*WORK TO COMPLETE:*
Reproduce every entry that follows word for word, but omit the images.
********
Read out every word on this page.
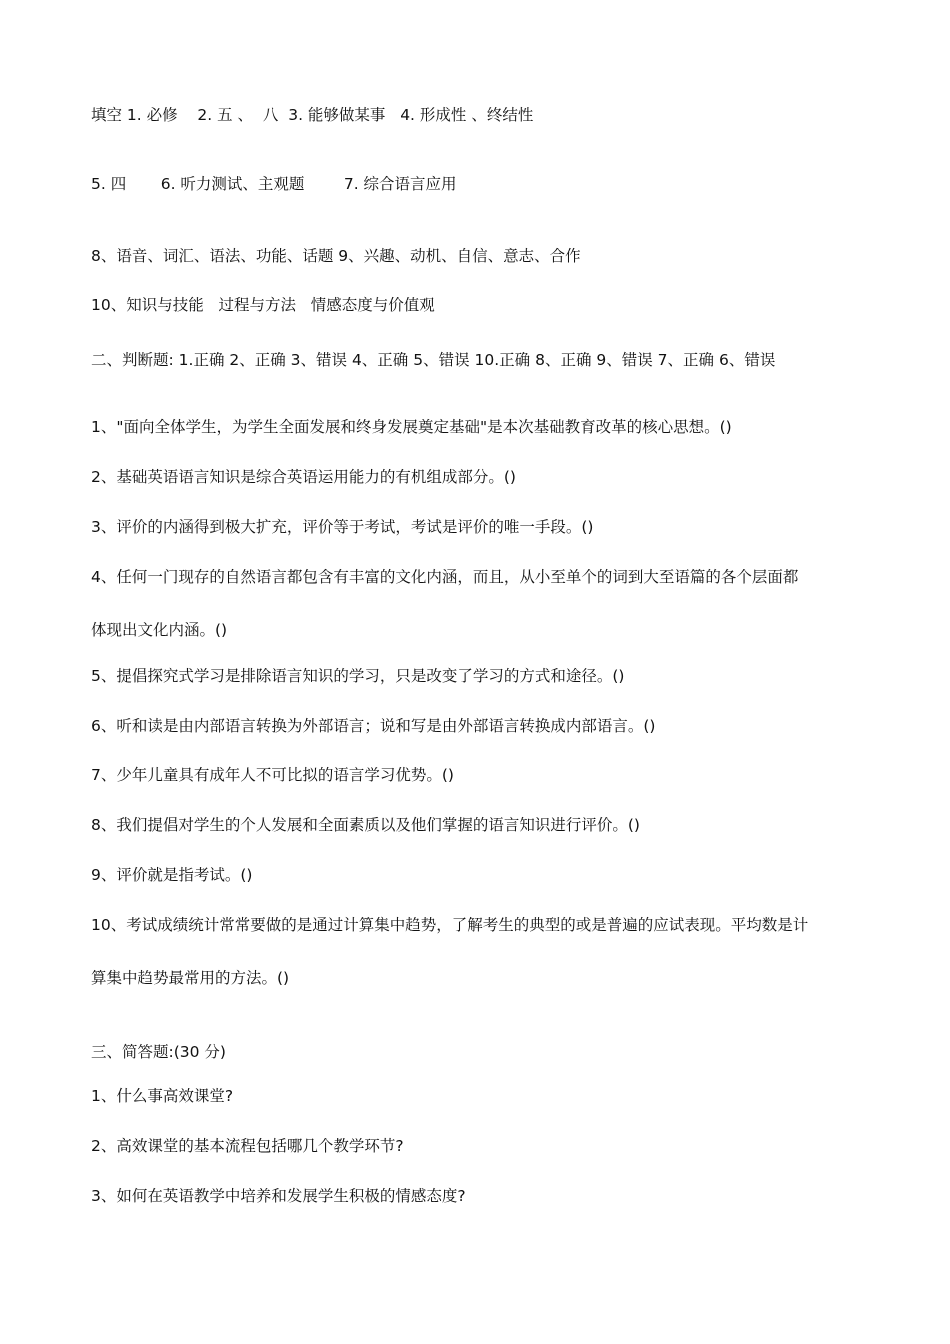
填空 1. 必修    2. 五 、  八  3. 能够做某事   4. 形成性 、终结性
5. 四       6. 听力测试、主观题        7. 综合语言应用
8、语音、词汇、语法、功能、话题 9、兴趣、动机、自信、意志、合作
10、知识与技能   过程与方法   情感态度与价值观
二、判断题: 1.正确 2、正确 3、错误 4、正确 5、错误 10.正确 8、正确 9、错误 7、正确 6、错误
1、"面向全体学生，为学生全面发展和终身发展奠定基础"是本次基础教育改革的核心思想。()
2、基础英语语言知识是综合英语运用能力的有机组成部分。()
3、评价的内涵得到极大扩充，评价等于考试，考试是评价的唯一手段。()
4、任何一门现存的自然语言都包含有丰富的文化内涵，而且，从小至单个的词到大至语篇的各个层面都
体现出文化内涵。()
5、提倡探究式学习是排除语言知识的学习，只是改变了学习的方式和途径。()
6、听和读是由内部语言转换为外部语言；说和写是由外部语言转换成内部语言。()
7、少年儿童具有成年人不可比拟的语言学习优势。()
8、我们提倡对学生的个人发展和全面素质以及他们掌握的语言知识进行评价。()
9、评价就是指考试。()
10、考试成绩统计常常要做的是通过计算集中趋势，了解考生的典型的或是普遍的应试表现。平均数是计
算集中趋势最常用的方法。()
三、简答题:(30 分)
1、什么事高效课堂?
2、高效课堂的基本流程包括哪几个教学环节?
3、如何在英语教学中培养和发展学生积极的情感态度?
********
*RESPONSE TO THE EXERCISE:*
Read out every word on this page.
填空 1. 必修    2. 五 、  八  3. 能够做某事   4. 形成性 、终结性
5. 四       6. 听力测试、主观题        7. 综合语言应用
8、语音、词汇、语法、功能、话题 9、兴趣、动机、自信、意志、合作
10、知识与技能   过程与方法   情感态度与价值观
二、判断题: 1.正确 2、正确 3、错误 4、正确 5、错误 10.正确 8、正确 9、错误 7、正确 6、错误
1、"面向全体学生，为学生全面发展和终身发展奠定基础"是本次基础教育改革的核心思想。()
2、基础英语语言知识是综合英语运用能力的有机组成部分。()
3、评价的内涵得到极大扩充，评价等于考试，考试是评价的唯一手段。()
4、任何一门现存的自然语言都包含有丰富的文化内涵，而且，从小至单个的词到大至语篇的各个层面都
体现出文化内涵。()
5、提倡探究式学习是排除语言知识的学习，只是改变了学习的方式和途径。()
6、听和读是由内部语言转换为外部语言；说和写是由外部语言转换成内部语言。()
7、少年儿童具有成年人不可比拟的语言学习优势。()
8、我们提倡对学生的个人发展和全面素质以及他们掌握的语言知识进行评价。()
9、评价就是指考试。()
10、考试成绩统计常常要做的是通过计算集中趋势，了解考生的典型的或是普遍的应试表现。平均数是计
算集中趋势最常用的方法。()
三、简答题:(30 分)
1、什么事高效课堂?
2、高效课堂的基本流程包括哪几个教学环节?
3、如何在英语教学中培养和发展学生积极的情感态度?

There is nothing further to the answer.